What the task asks –
With the images removed, repeat the data below exactly.

BEGIN Input rows

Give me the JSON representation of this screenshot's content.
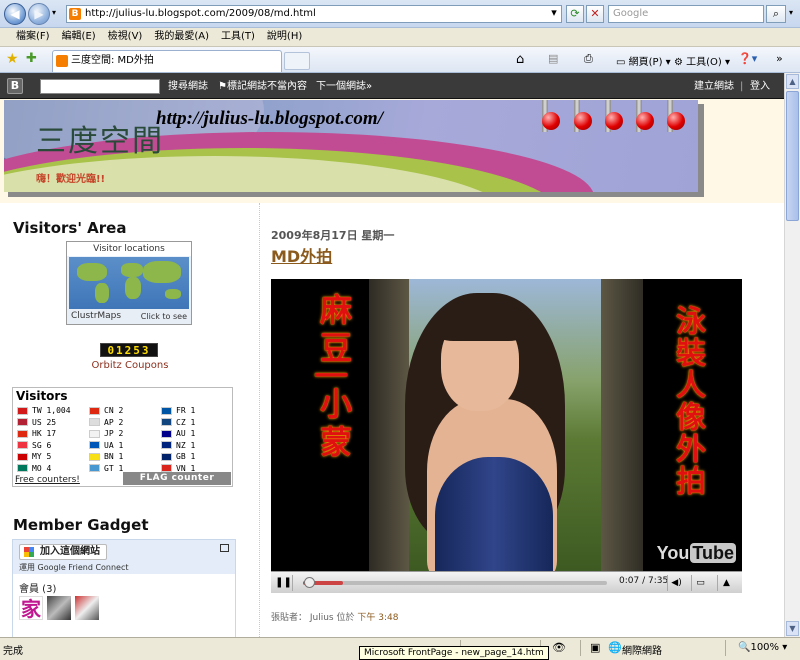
{
  "browser": {
    "address": "http://julius-lu.blogspot.com/2009/08/md.html",
    "search_placeholder": "Google",
    "menu": [
      "檔案(F)",
      "編輯(E)",
      "檢視(V)",
      "我的最愛(A)",
      "工具(T)",
      "說明(H)"
    ],
    "tab_title": "三度空間: MD外拍",
    "toolbar": {
      "page": "網頁(P)",
      "tools": "工具(O)"
    },
    "status_text": "完成",
    "zone": "網際網路",
    "zoom": "100%",
    "tooltip": "Microsoft FrontPage - new_page_14.htm"
  },
  "navbar": {
    "search_button": "搜尋網誌",
    "flag": "標記網誌不當內容",
    "next": "下一個網誌»",
    "create": "建立網誌",
    "login": "登入"
  },
  "header": {
    "title": "三度空間",
    "url": "http://julius-lu.blogspot.com/",
    "welcome": "嗨！歡迎光臨!!"
  },
  "sidebar": {
    "visitors_area_title": "Visitors' Area",
    "map_caption": "Visitor locations",
    "map_footer": "ClustrMaps",
    "map_click": "Click to see",
    "counter": "01253",
    "orbitz": "Orbitz Coupons",
    "flag_title": "Visitors",
    "flags": [
      [
        {
          "code": "TW",
          "count": "1,004",
          "color": "#d31a1a"
        },
        {
          "code": "US",
          "count": "25",
          "color": "#b22234"
        },
        {
          "code": "HK",
          "count": "17",
          "color": "#de2910"
        },
        {
          "code": "SG",
          "count": "6",
          "color": "#ef3340"
        },
        {
          "code": "MY",
          "count": "5",
          "color": "#cc0001"
        },
        {
          "code": "MO",
          "count": "4",
          "color": "#00785e"
        }
      ],
      [
        {
          "code": "CN",
          "count": "2",
          "color": "#de2910"
        },
        {
          "code": "AP",
          "count": "2",
          "color": "#dddddd"
        },
        {
          "code": "JP",
          "count": "2",
          "color": "#f2f2f2"
        },
        {
          "code": "UA",
          "count": "1",
          "color": "#0057b7"
        },
        {
          "code": "BN",
          "count": "1",
          "color": "#f7e017"
        },
        {
          "code": "GT",
          "count": "1",
          "color": "#4997d0"
        }
      ],
      [
        {
          "code": "FR",
          "count": "1",
          "color": "#0055a4"
        },
        {
          "code": "CZ",
          "count": "1",
          "color": "#11457e"
        },
        {
          "code": "AU",
          "count": "1",
          "color": "#00008b"
        },
        {
          "code": "NZ",
          "count": "1",
          "color": "#00247d"
        },
        {
          "code": "GB",
          "count": "1",
          "color": "#012169"
        },
        {
          "code": "VN",
          "count": "1",
          "color": "#da251d"
        }
      ]
    ],
    "flag_footer": "Free counters!",
    "flag_counter": "FLAG counter",
    "member_title": "Member Gadget",
    "join": "加入這個網站",
    "gfc": "運用 Google Friend Connect",
    "members": "會員 (3)"
  },
  "post": {
    "date": "2009年8月17日 星期一",
    "title": "MD外拍",
    "video": {
      "left_text": "麻豆|小蒙",
      "right_text": "泳裝人像外拍",
      "logo_you": "You",
      "logo_tube": "Tube",
      "time": "0:07 / 7:35",
      "progress": 0.015
    },
    "footer_prefix": "張貼者： Julius 位於",
    "footer_time": "下午 3:48"
  }
}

END Input rows

Solution for this task –
Give me the JSON representation of this screenshot's content.
{
  "browser": {
    "address": "http://julius-lu.blogspot.com/2009/08/md.html",
    "search_placeholder": "Google",
    "menu": [
      "檔案(F)",
      "編輯(E)",
      "檢視(V)",
      "我的最愛(A)",
      "工具(T)",
      "說明(H)"
    ],
    "tab_title": "三度空間: MD外拍",
    "toolbar": {
      "page": "網頁(P)",
      "tools": "工具(O)"
    },
    "status_text": "完成",
    "zone": "網際網路",
    "zoom": "100%",
    "tooltip": "Microsoft FrontPage - new_page_14.htm"
  },
  "navbar": {
    "search_button": "搜尋網誌",
    "flag": "標記網誌不當內容",
    "next": "下一個網誌»",
    "create": "建立網誌",
    "login": "登入"
  },
  "header": {
    "title": "三度空間",
    "url": "http://julius-lu.blogspot.com/",
    "welcome": "嗨！歡迎光臨!!"
  },
  "sidebar": {
    "visitors_area_title": "Visitors' Area",
    "map_caption": "Visitor locations",
    "map_footer": "ClustrMaps",
    "map_click": "Click to see",
    "counter": "01253",
    "orbitz": "Orbitz Coupons",
    "flag_title": "Visitors",
    "flags": [
      [
        {
          "code": "TW",
          "count": "1,004",
          "color": "#d31a1a"
        },
        {
          "code": "US",
          "count": "25",
          "color": "#b22234"
        },
        {
          "code": "HK",
          "count": "17",
          "color": "#de2910"
        },
        {
          "code": "SG",
          "count": "6",
          "color": "#ef3340"
        },
        {
          "code": "MY",
          "count": "5",
          "color": "#cc0001"
        },
        {
          "code": "MO",
          "count": "4",
          "color": "#00785e"
        }
      ],
      [
        {
          "code": "CN",
          "count": "2",
          "color": "#de2910"
        },
        {
          "code": "AP",
          "count": "2",
          "color": "#dddddd"
        },
        {
          "code": "JP",
          "count": "2",
          "color": "#f2f2f2"
        },
        {
          "code": "UA",
          "count": "1",
          "color": "#0057b7"
        },
        {
          "code": "BN",
          "count": "1",
          "color": "#f7e017"
        },
        {
          "code": "GT",
          "count": "1",
          "color": "#4997d0"
        }
      ],
      [
        {
          "code": "FR",
          "count": "1",
          "color": "#0055a4"
        },
        {
          "code": "CZ",
          "count": "1",
          "color": "#11457e"
        },
        {
          "code": "AU",
          "count": "1",
          "color": "#00008b"
        },
        {
          "code": "NZ",
          "count": "1",
          "color": "#00247d"
        },
        {
          "code": "GB",
          "count": "1",
          "color": "#012169"
        },
        {
          "code": "VN",
          "count": "1",
          "color": "#da251d"
        }
      ]
    ],
    "flag_footer": "Free counters!",
    "flag_counter": "FLAG counter",
    "member_title": "Member Gadget",
    "join": "加入這個網站",
    "gfc": "運用 Google Friend Connect",
    "members": "會員 (3)"
  },
  "post": {
    "date": "2009年8月17日 星期一",
    "title": "MD外拍",
    "video": {
      "left_text": "麻豆|小蒙",
      "right_text": "泳裝人像外拍",
      "logo_you": "You",
      "logo_tube": "Tube",
      "time": "0:07 / 7:35",
      "progress": 0.015
    },
    "footer_prefix": "張貼者： Julius 位於",
    "footer_time": "下午 3:48"
  }
}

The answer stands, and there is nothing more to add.